■ Brief
Omit the pictures and return every entry exactly as written.

★ ★ ★ ★ ★ ★ ★

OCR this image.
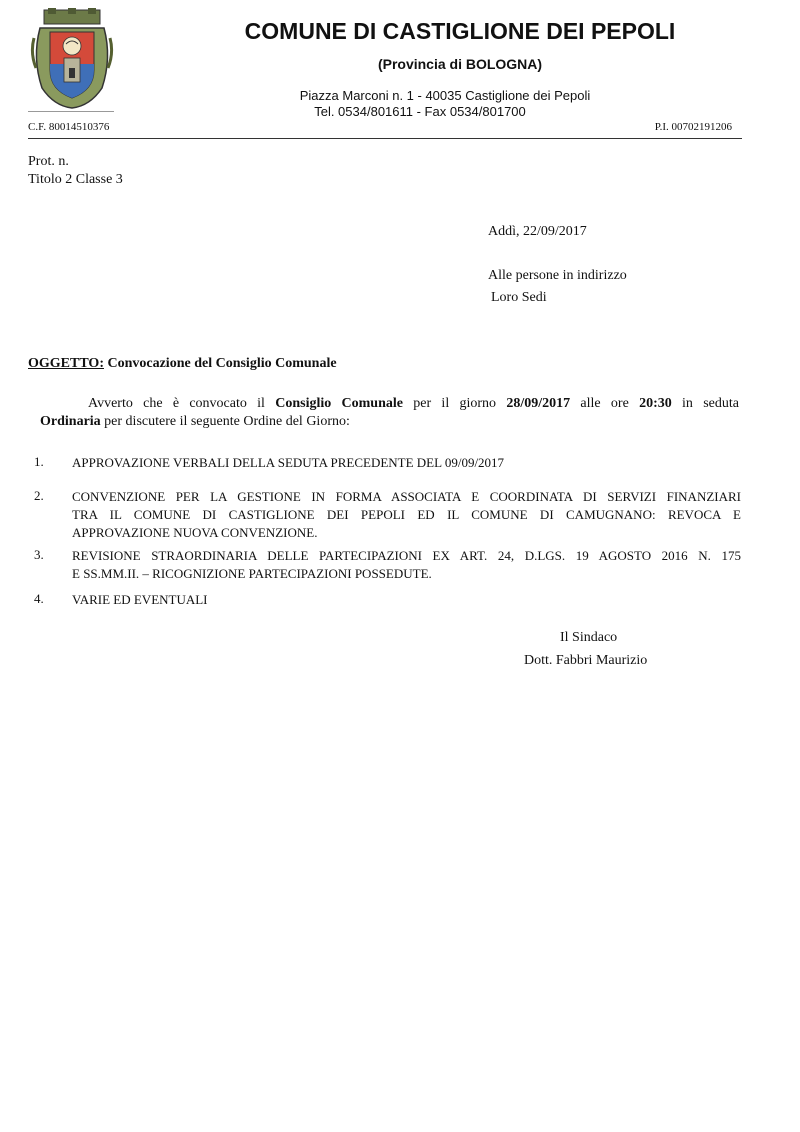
COMUNE DI CASTIGLIONE DEI PEPOLI
(Provincia di BOLOGNA)
Piazza Marconi n. 1 - 40035 Castiglione dei Pepoli
Tel. 0534/801611 - Fax 0534/801700
C.F. 80014510376	P.I. 00702191206
Prot. n.
Titolo 2 Classe 3
Addì, 22/09/2017
Alle persone in indirizzo
Loro Sedi
OGGETTO: Convocazione del Consiglio Comunale
Avverto che è convocato il Consiglio Comunale per il giorno 28/09/2017 alle ore 20:30 in seduta
Ordinaria per discutere il seguente Ordine del Giorno:
1.	APPROVAZIONE VERBALI DELLA SEDUTA PRECEDENTE DEL 09/09/2017
2.	CONVENZIONE PER LA GESTIONE IN FORMA ASSOCIATA E COORDINATA DI SERVIZI FINANZIARI
TRA IL COMUNE DI CASTIGLIONE DEI PEPOLI ED IL COMUNE DI CAMUGNANO: REVOCA E
APPROVAZIONE NUOVA CONVENZIONE.
3.	REVISIONE STRAORDINARIA DELLE PARTECIPAZIONI EX ART. 24, D.LGS. 19 AGOSTO 2016 N. 175
E SS.MM.II. – RICOGNIZIONE PARTECIPAZIONI POSSEDUTE.
4.	VARIE ED EVENTUALI
Il Sindaco
Dott. Fabbri Maurizio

★ ★ ★ ★ ★ ★ ★

■ Task solution
OCR this image.
COMUNE DI CASTIGLIONE DEI PEPOLI
(Provincia di BOLOGNA)
Piazza Marconi n. 1 - 40035 Castiglione dei Pepoli
Tel. 0534/801611 - Fax 0534/801700
C.F. 80014510376	P.I. 00702191206
Prot. n.
Titolo 2 Classe 3
Addì, 22/09/2017
Alle persone in indirizzo
Loro Sedi
OGGETTO: Convocazione del Consiglio Comunale
Avverto che è convocato il Consiglio Comunale per il giorno 28/09/2017 alle ore 20:30 in seduta
Ordinaria per discutere il seguente Ordine del Giorno:
1.	APPROVAZIONE VERBALI DELLA SEDUTA PRECEDENTE DEL 09/09/2017
2.	CONVENZIONE PER LA GESTIONE IN FORMA ASSOCIATA E COORDINATA DI SERVIZI FINANZIARI
TRA IL COMUNE DI CASTIGLIONE DEI PEPOLI ED IL COMUNE DI CAMUGNANO: REVOCA E
APPROVAZIONE NUOVA CONVENZIONE.
3.	REVISIONE STRAORDINARIA DELLE PARTECIPAZIONI EX ART. 24, D.LGS. 19 AGOSTO 2016 N. 175
E SS.MM.II. – RICOGNIZIONE PARTECIPAZIONI POSSEDUTE.
4.	VARIE ED EVENTUALI
Il Sindaco
Dott. Fabbri Maurizio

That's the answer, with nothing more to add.